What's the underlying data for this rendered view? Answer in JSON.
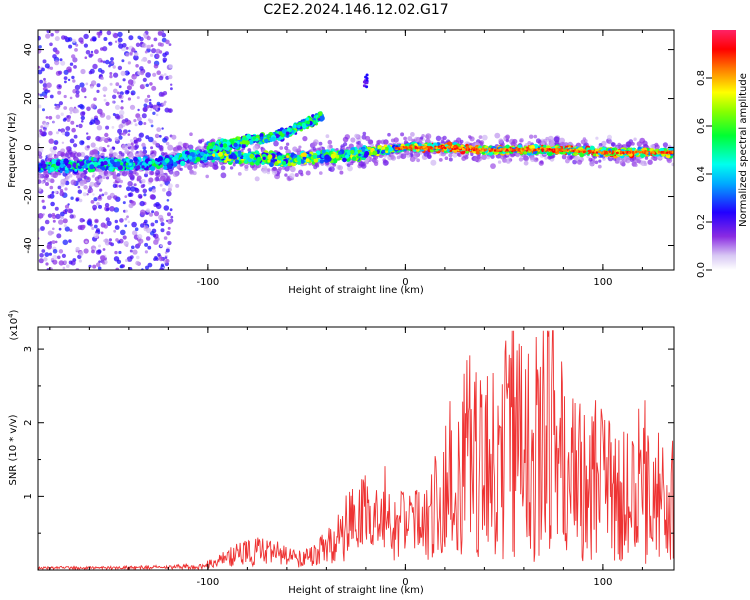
{
  "chart_data": [
    {
      "type": "heatmap",
      "title": "C2E2.2024.146.12.02.G17",
      "xlabel": "Height of straight line (km)",
      "ylabel": "Frequency (Hz)",
      "xlim": [
        -186,
        136
      ],
      "ylim": [
        -50,
        48
      ],
      "xticks": [
        -100,
        0,
        100
      ],
      "yticks": [
        -40,
        -20,
        0,
        20,
        40
      ],
      "grid": false,
      "colorbar": {
        "label": "Normalized spectral amplitude",
        "range": [
          0,
          1
        ],
        "ticks": [
          "0.0",
          "0.2",
          "0.4",
          "0.6",
          "0.8"
        ]
      },
      "ridge": {
        "x": [
          -186,
          -160,
          -140,
          -120,
          -110,
          -100,
          -80,
          -60,
          -45,
          -30,
          -20,
          -10,
          0,
          20,
          40,
          60,
          80,
          100,
          120,
          136
        ],
        "frequency": [
          -8,
          -7,
          -7,
          -6,
          -4,
          -3,
          -4,
          -5,
          -4,
          -3,
          -2,
          -1,
          0,
          0,
          -1,
          -1,
          -1,
          -2,
          -2,
          -2
        ]
      },
      "upper_branch": {
        "x": [
          -100,
          -90,
          -80,
          -70,
          -60,
          -50,
          -42
        ],
        "frequency": [
          0,
          1,
          3,
          4,
          6,
          10,
          13
        ]
      },
      "isolated_feature": {
        "x": -20,
        "frequency": [
          24,
          30
        ]
      }
    },
    {
      "type": "line",
      "xlabel": "Height of straight line (km)",
      "ylabel": "SNR (10 * v/v)",
      "scale_label": "(x10",
      "scale_exponent": "4",
      "scale_suffix": ")",
      "xlim": [
        -186,
        136
      ],
      "ylim": [
        0,
        3.3
      ],
      "xticks": [
        -100,
        0,
        100
      ],
      "yticks": [
        1,
        2,
        3
      ],
      "grid": false,
      "color": "#ee3333",
      "series": [
        {
          "x": [
            -186,
            -150,
            -120,
            -105,
            -95,
            -85,
            -75,
            -65,
            -55,
            -45,
            -35,
            -30,
            -25,
            -20,
            -15,
            -10,
            -5,
            0,
            5,
            10,
            15,
            20,
            25,
            30,
            35,
            40,
            45,
            50,
            55,
            60,
            65,
            70,
            75,
            80,
            85,
            90,
            95,
            100,
            105,
            110,
            115,
            120,
            125,
            130,
            136
          ],
          "values": [
            0.03,
            0.03,
            0.04,
            0.05,
            0.15,
            0.3,
            0.35,
            0.3,
            0.2,
            0.3,
            0.55,
            0.8,
            0.9,
            1.0,
            0.85,
            1.2,
            0.7,
            1.0,
            0.9,
            0.8,
            1.2,
            1.4,
            1.5,
            2.0,
            1.7,
            1.8,
            2.0,
            1.9,
            2.2,
            2.0,
            1.9,
            2.3,
            2.1,
            1.7,
            1.6,
            1.8,
            1.6,
            1.4,
            1.5,
            1.2,
            1.2,
            1.5,
            1.3,
            1.2,
            1.5
          ]
        }
      ]
    }
  ]
}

- Set exercise -
Find every line that holds "ylabel" and copy it.

- In response -
      "ylabel": "Frequency (Hz)",
      "ylabel": "SNR (10 * v/v)",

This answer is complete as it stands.